##### Input material
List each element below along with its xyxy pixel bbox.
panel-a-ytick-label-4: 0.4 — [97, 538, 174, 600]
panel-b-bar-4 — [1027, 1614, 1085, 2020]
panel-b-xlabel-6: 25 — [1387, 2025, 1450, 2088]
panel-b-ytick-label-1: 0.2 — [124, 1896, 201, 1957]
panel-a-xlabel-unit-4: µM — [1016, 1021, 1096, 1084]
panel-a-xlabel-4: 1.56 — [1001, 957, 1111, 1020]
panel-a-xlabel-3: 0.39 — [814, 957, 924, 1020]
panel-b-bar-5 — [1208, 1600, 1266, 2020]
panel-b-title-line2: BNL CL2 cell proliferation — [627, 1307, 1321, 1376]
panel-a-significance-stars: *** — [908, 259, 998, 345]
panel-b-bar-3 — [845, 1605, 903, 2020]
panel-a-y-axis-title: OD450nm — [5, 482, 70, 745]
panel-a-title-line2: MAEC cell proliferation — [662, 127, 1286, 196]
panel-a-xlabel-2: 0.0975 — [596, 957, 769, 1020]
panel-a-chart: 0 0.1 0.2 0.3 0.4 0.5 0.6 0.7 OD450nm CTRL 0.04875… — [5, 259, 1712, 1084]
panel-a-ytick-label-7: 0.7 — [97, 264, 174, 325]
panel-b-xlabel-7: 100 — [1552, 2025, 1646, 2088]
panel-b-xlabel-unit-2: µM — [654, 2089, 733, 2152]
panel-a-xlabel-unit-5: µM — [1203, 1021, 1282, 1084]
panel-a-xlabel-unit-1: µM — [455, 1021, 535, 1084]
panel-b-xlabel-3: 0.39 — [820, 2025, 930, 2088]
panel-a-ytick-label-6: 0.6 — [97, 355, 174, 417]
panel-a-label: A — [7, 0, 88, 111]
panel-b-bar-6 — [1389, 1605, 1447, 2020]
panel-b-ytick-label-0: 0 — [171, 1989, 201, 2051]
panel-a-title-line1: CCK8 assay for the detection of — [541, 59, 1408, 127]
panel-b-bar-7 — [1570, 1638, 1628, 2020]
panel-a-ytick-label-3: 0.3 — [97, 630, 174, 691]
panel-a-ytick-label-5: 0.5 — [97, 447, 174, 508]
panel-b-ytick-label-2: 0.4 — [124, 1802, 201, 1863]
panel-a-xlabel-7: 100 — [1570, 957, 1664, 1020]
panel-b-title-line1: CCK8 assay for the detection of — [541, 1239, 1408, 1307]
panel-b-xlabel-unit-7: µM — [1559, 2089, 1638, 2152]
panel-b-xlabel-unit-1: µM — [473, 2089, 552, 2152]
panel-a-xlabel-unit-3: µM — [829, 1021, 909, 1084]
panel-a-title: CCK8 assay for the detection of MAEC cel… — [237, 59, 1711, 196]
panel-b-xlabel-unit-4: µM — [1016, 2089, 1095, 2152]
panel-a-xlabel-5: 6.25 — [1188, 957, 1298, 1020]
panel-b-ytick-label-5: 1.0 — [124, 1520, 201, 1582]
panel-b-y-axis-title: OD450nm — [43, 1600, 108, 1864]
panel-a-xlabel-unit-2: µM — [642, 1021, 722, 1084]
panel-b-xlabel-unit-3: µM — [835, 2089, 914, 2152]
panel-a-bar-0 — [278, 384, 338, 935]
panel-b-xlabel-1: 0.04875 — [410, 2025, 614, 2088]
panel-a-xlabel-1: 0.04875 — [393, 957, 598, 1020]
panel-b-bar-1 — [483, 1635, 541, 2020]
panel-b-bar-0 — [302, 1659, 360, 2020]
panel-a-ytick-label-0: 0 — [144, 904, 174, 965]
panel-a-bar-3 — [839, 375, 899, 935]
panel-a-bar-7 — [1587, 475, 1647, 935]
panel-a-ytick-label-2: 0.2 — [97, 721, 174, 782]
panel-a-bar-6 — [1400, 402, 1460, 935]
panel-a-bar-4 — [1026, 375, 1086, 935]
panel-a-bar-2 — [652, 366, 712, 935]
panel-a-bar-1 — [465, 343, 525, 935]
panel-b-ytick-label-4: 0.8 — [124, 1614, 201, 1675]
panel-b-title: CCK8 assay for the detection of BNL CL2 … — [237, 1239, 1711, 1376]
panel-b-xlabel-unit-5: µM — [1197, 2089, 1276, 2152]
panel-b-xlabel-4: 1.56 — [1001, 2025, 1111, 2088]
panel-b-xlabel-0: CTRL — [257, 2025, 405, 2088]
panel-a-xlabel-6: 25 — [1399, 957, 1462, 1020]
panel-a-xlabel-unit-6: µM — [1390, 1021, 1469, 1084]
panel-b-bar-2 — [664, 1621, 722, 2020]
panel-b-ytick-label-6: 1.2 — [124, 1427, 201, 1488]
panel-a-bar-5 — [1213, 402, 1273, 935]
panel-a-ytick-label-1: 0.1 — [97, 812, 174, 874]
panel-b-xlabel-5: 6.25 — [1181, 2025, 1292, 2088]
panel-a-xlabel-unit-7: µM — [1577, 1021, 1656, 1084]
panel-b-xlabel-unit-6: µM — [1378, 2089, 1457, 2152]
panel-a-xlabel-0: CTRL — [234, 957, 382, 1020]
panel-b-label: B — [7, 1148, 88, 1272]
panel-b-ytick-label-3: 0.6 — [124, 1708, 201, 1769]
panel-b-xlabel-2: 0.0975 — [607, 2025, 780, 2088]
##########
◆ Try it
Repeat every line of the records, exactly as given.

◆ The answer
List each element below along with its xyxy pixel bbox.
panel-a-ytick-label-4: 0.4 — [97, 538, 174, 600]
panel-b-bar-4 — [1027, 1614, 1085, 2020]
panel-b-xlabel-6: 25 — [1387, 2025, 1450, 2088]
panel-b-ytick-label-1: 0.2 — [124, 1896, 201, 1957]
panel-a-xlabel-unit-4: µM — [1016, 1021, 1096, 1084]
panel-a-xlabel-4: 1.56 — [1001, 957, 1111, 1020]
panel-a-xlabel-3: 0.39 — [814, 957, 924, 1020]
panel-b-bar-5 — [1208, 1600, 1266, 2020]
panel-b-title-line2: BNL CL2 cell proliferation — [627, 1307, 1321, 1376]
panel-a-significance-stars: *** — [908, 259, 998, 345]
panel-b-bar-3 — [845, 1605, 903, 2020]
panel-a-y-axis-title: OD450nm — [5, 482, 70, 745]
panel-a-title-line2: MAEC cell proliferation — [662, 127, 1286, 196]
panel-a-xlabel-2: 0.0975 — [596, 957, 769, 1020]
panel-a-chart: 0 0.1 0.2 0.3 0.4 0.5 0.6 0.7 OD450nm CTRL 0.04875… — [5, 259, 1712, 1084]
panel-a-ytick-label-7: 0.7 — [97, 264, 174, 325]
panel-b-xlabel-7: 100 — [1552, 2025, 1646, 2088]
panel-b-xlabel-unit-2: µM — [654, 2089, 733, 2152]
panel-a-xlabel-unit-5: µM — [1203, 1021, 1282, 1084]
panel-a-xlabel-unit-1: µM — [455, 1021, 535, 1084]
panel-b-xlabel-3: 0.39 — [820, 2025, 930, 2088]
panel-a-ytick-label-6: 0.6 — [97, 355, 174, 417]
panel-a-label: A — [7, 0, 88, 111]
panel-b-bar-6 — [1389, 1605, 1447, 2020]
panel-b-ytick-label-0: 0 — [171, 1989, 201, 2051]
panel-a-title-line1: CCK8 assay for the detection of — [541, 59, 1408, 127]
panel-b-bar-7 — [1570, 1638, 1628, 2020]
panel-a-ytick-label-3: 0.3 — [97, 630, 174, 691]
panel-a-ytick-label-5: 0.5 — [97, 447, 174, 508]
panel-b-ytick-label-2: 0.4 — [124, 1802, 201, 1863]
panel-a-xlabel-7: 100 — [1570, 957, 1664, 1020]
panel-b-title-line1: CCK8 assay for the detection of — [541, 1239, 1408, 1307]
panel-b-xlabel-unit-7: µM — [1559, 2089, 1638, 2152]
panel-b-xlabel-unit-1: µM — [473, 2089, 552, 2152]
panel-a-xlabel-unit-3: µM — [829, 1021, 909, 1084]
panel-a-title: CCK8 assay for the detection of MAEC cel… — [237, 59, 1711, 196]
panel-b-xlabel-unit-4: µM — [1016, 2089, 1095, 2152]
panel-a-xlabel-5: 6.25 — [1188, 957, 1298, 1020]
panel-b-ytick-label-5: 1.0 — [124, 1520, 201, 1582]
panel-b-y-axis-title: OD450nm — [43, 1600, 108, 1864]
panel-a-xlabel-unit-2: µM — [642, 1021, 722, 1084]
panel-b-xlabel-unit-3: µM — [835, 2089, 914, 2152]
panel-a-bar-0 — [278, 384, 338, 935]
panel-b-xlabel-1: 0.04875 — [410, 2025, 614, 2088]
panel-a-xlabel-1: 0.04875 — [393, 957, 598, 1020]
panel-b-bar-1 — [483, 1635, 541, 2020]
panel-b-bar-0 — [302, 1659, 360, 2020]
panel-a-ytick-label-0: 0 — [144, 904, 174, 965]
panel-a-bar-3 — [839, 375, 899, 935]
panel-a-bar-7 — [1587, 475, 1647, 935]
panel-a-ytick-label-2: 0.2 — [97, 721, 174, 782]
panel-a-bar-6 — [1400, 402, 1460, 935]
panel-a-bar-4 — [1026, 375, 1086, 935]
panel-a-bar-2 — [652, 366, 712, 935]
panel-a-bar-1 — [465, 343, 525, 935]
panel-b-ytick-label-4: 0.8 — [124, 1614, 201, 1675]
panel-b-title: CCK8 assay for the detection of BNL CL2 … — [237, 1239, 1711, 1376]
panel-b-xlabel-unit-5: µM — [1197, 2089, 1276, 2152]
panel-b-xlabel-4: 1.56 — [1001, 2025, 1111, 2088]
panel-b-xlabel-0: CTRL — [257, 2025, 405, 2088]
panel-a-xlabel-6: 25 — [1399, 957, 1462, 1020]
panel-a-xlabel-unit-6: µM — [1390, 1021, 1469, 1084]
panel-b-bar-2 — [664, 1621, 722, 2020]
panel-b-ytick-label-6: 1.2 — [124, 1427, 201, 1488]
panel-a-bar-5 — [1213, 402, 1273, 935]
panel-a-ytick-label-1: 0.1 — [97, 812, 174, 874]
panel-b-xlabel-5: 6.25 — [1181, 2025, 1292, 2088]
panel-a-xlabel-unit-7: µM — [1577, 1021, 1656, 1084]
panel-b-xlabel-unit-6: µM — [1378, 2089, 1457, 2152]
panel-a-xlabel-0: CTRL — [234, 957, 382, 1020]
panel-b-label: B — [7, 1148, 88, 1272]
panel-b-ytick-label-3: 0.6 — [124, 1708, 201, 1769]
panel-b-xlabel-2: 0.0975 — [607, 2025, 780, 2088]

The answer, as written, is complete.